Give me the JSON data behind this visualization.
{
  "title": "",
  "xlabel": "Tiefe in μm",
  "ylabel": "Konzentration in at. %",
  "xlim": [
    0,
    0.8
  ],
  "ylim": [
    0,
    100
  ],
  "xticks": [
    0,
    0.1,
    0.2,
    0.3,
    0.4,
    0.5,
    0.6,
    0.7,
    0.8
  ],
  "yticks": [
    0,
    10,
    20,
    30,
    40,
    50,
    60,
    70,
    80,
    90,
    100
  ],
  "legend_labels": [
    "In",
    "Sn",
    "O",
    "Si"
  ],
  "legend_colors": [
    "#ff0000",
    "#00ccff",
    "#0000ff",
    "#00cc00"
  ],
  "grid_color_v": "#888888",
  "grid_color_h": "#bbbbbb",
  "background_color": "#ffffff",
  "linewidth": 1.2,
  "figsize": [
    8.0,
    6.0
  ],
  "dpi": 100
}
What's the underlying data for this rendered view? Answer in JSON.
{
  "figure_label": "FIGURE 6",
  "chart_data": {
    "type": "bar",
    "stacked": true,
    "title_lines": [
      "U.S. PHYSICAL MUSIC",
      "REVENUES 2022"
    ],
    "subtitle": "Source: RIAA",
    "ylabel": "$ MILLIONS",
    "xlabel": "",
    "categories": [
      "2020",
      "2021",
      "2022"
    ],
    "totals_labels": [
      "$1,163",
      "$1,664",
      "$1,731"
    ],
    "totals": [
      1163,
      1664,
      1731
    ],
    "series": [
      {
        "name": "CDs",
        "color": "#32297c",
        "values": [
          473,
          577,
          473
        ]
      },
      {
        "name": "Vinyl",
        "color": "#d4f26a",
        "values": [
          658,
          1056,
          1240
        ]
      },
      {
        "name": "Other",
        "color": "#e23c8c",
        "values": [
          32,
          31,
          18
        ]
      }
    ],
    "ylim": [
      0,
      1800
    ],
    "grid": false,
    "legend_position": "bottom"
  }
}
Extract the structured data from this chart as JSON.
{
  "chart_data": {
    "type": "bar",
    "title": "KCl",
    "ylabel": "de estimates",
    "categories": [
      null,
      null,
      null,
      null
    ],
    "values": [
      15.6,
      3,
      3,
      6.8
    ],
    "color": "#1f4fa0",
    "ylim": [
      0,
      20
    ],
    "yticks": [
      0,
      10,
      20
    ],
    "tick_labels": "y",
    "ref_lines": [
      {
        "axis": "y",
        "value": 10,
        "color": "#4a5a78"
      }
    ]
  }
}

• **GIVEN TASK**
Pick each line holding the word "ylabel" out of the listing.

• **FULL ANSWER**
  "ylabel": "Konzentration in at. %",
    "ylabel": "$ MILLIONS",
    "ylabel": "de estimates",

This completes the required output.